What this task involves: Tell how many lines carry the word "скликання"; the reply is the number and nothing else.

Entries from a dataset
= = =

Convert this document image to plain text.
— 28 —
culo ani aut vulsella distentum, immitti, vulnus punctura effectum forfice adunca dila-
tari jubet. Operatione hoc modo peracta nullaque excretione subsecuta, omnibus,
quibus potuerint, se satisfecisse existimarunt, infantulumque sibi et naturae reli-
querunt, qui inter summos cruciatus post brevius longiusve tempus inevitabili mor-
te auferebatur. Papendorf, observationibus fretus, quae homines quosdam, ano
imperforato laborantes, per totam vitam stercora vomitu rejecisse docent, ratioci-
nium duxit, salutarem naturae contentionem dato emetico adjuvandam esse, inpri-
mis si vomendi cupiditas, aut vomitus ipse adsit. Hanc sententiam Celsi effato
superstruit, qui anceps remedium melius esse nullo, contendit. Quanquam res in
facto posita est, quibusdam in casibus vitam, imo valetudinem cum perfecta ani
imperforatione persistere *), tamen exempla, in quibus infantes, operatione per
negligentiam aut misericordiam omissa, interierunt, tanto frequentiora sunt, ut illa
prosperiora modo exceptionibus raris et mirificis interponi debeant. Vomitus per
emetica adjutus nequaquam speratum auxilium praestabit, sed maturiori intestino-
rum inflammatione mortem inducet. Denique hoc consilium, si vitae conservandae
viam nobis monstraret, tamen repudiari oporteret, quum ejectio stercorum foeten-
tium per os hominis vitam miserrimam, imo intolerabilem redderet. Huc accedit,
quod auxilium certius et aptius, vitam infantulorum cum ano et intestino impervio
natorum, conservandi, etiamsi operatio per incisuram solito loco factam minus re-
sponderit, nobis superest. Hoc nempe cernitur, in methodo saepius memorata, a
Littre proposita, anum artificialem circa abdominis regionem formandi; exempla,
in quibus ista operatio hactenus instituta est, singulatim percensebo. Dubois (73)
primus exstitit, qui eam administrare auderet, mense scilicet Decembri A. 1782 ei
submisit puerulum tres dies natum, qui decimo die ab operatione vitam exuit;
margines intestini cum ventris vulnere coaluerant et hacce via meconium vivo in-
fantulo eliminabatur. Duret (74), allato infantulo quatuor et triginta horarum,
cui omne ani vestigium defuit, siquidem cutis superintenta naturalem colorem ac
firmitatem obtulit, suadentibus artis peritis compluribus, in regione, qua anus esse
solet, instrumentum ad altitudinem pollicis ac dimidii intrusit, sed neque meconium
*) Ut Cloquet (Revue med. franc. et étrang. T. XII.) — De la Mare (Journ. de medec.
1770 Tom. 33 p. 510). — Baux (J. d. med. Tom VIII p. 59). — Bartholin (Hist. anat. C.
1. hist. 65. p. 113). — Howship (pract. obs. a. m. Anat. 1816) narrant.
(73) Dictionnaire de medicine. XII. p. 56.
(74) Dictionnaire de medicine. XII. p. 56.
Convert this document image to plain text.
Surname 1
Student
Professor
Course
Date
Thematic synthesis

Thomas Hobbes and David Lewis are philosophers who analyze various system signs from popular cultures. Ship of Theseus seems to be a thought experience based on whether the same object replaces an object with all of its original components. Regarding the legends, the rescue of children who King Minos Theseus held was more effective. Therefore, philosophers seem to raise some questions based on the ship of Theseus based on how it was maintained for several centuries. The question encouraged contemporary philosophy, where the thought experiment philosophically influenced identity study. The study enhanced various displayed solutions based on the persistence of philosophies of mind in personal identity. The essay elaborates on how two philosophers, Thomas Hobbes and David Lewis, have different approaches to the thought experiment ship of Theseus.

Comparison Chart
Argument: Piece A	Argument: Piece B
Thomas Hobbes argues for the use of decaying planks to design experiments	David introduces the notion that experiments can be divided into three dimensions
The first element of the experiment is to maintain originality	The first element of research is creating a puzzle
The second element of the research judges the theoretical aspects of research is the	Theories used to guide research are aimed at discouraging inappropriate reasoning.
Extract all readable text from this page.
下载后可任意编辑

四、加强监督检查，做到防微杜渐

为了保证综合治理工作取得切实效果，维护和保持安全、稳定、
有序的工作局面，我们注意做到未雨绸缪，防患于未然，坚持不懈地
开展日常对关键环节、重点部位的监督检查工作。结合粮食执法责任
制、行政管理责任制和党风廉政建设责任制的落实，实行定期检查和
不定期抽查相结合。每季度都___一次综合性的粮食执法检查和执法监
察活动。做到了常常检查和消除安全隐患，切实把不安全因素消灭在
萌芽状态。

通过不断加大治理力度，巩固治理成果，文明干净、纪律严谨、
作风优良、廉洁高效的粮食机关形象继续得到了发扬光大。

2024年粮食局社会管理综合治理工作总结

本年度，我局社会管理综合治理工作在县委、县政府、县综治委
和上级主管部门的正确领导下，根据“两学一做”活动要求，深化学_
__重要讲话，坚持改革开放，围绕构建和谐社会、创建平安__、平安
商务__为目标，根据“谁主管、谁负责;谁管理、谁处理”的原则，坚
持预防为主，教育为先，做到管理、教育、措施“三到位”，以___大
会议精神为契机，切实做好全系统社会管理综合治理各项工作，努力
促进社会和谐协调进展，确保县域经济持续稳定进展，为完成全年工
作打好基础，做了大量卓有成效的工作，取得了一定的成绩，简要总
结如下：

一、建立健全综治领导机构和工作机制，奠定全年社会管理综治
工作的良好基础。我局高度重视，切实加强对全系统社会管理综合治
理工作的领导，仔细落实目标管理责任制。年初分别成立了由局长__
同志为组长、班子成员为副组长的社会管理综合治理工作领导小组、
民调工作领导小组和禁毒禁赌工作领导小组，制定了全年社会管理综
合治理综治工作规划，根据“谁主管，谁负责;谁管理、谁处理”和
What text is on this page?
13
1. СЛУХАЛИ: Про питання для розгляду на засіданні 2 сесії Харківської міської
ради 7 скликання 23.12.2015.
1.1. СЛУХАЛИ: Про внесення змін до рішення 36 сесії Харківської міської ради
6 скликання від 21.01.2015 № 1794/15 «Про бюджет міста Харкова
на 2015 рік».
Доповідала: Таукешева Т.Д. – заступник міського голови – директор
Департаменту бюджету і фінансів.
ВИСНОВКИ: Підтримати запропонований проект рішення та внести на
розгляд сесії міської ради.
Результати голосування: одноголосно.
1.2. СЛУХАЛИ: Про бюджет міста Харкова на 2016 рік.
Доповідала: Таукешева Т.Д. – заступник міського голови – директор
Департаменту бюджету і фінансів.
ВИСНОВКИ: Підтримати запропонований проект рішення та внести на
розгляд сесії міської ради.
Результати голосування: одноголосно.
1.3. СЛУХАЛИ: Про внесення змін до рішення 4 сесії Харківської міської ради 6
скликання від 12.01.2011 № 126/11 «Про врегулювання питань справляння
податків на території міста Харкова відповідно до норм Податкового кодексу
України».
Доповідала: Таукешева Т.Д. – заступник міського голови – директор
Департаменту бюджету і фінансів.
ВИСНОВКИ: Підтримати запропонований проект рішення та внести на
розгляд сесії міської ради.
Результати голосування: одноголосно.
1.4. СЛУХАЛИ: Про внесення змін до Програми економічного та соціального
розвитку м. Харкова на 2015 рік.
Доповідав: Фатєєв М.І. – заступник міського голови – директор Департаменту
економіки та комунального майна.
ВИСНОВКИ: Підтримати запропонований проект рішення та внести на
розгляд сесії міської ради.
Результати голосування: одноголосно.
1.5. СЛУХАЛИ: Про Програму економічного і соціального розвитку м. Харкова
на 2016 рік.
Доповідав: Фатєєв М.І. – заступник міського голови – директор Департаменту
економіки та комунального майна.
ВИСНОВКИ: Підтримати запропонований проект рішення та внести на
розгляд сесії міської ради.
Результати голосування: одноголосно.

= = =

Correct answer: 3